(Recorded data)

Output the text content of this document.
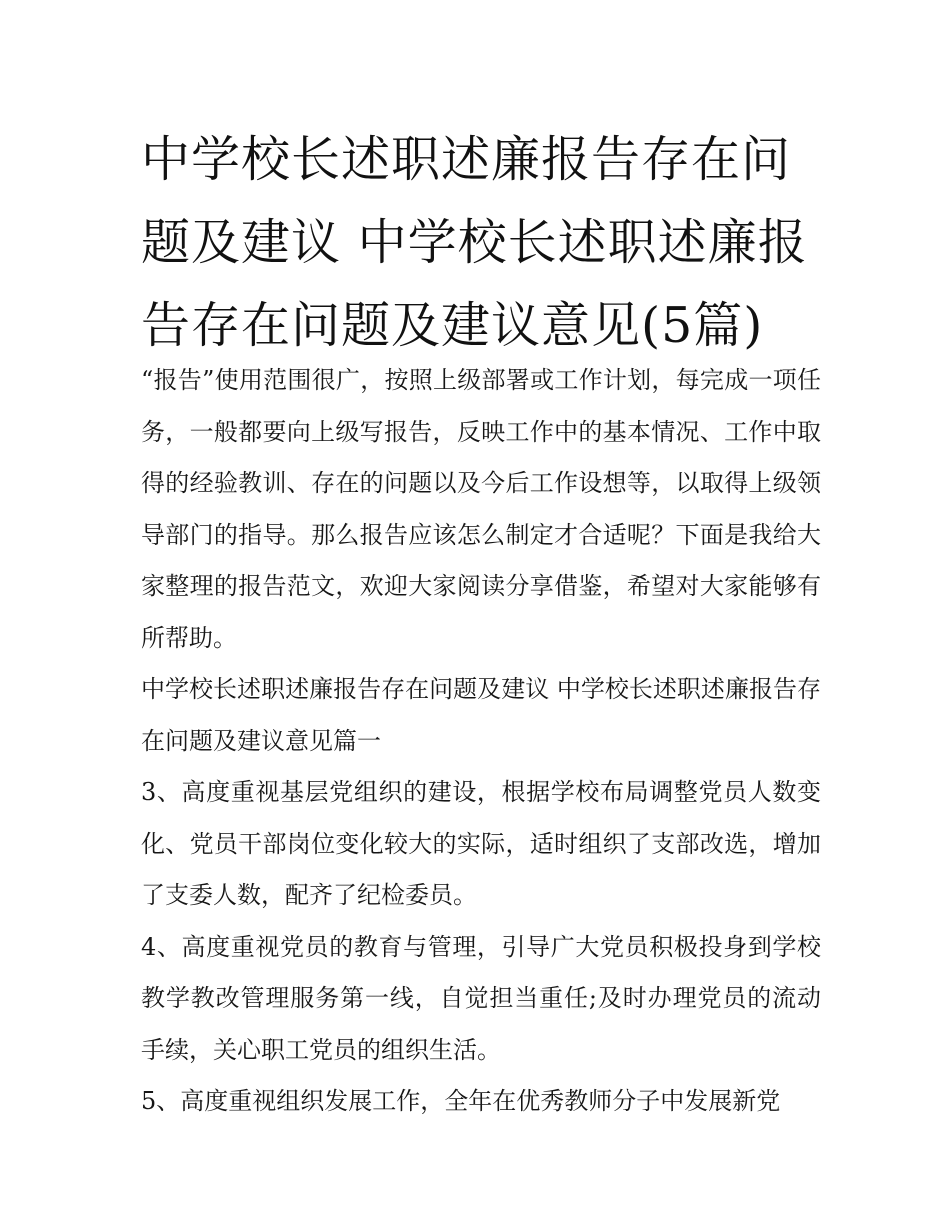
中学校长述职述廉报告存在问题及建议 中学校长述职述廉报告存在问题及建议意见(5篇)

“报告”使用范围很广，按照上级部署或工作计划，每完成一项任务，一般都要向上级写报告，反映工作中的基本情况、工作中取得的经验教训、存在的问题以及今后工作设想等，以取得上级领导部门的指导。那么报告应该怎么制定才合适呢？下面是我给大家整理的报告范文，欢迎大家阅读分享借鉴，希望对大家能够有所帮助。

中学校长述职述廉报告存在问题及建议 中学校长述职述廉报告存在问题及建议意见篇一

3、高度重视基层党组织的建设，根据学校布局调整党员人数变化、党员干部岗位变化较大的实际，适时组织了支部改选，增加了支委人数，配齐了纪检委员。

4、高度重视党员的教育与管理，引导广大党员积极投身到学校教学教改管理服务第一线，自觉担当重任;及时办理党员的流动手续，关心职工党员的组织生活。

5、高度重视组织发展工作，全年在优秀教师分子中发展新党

▸ STATED TASK:
Write out the listing above exactly as it stands, pictures excluded.

▸ OUTPUT OF THE EXERCISE:
Output the text content of this document.
中学校长述职述廉报告存在问题及建议 中学校长述职述廉报告存在问题及建议意见(5篇)

“报告”使用范围很广，按照上级部署或工作计划，每完成一项任务，一般都要向上级写报告，反映工作中的基本情况、工作中取得的经验教训、存在的问题以及今后工作设想等，以取得上级领导部门的指导。那么报告应该怎么制定才合适呢？下面是我给大家整理的报告范文，欢迎大家阅读分享借鉴，希望对大家能够有所帮助。

中学校长述职述廉报告存在问题及建议 中学校长述职述廉报告存在问题及建议意见篇一

3、高度重视基层党组织的建设，根据学校布局调整党员人数变化、党员干部岗位变化较大的实际，适时组织了支部改选，增加了支委人数，配齐了纪检委员。

4、高度重视党员的教育与管理，引导广大党员积极投身到学校教学教改管理服务第一线，自觉担当重任;及时办理党员的流动手续，关心职工党员的组织生活。

5、高度重视组织发展工作，全年在优秀教师分子中发展新党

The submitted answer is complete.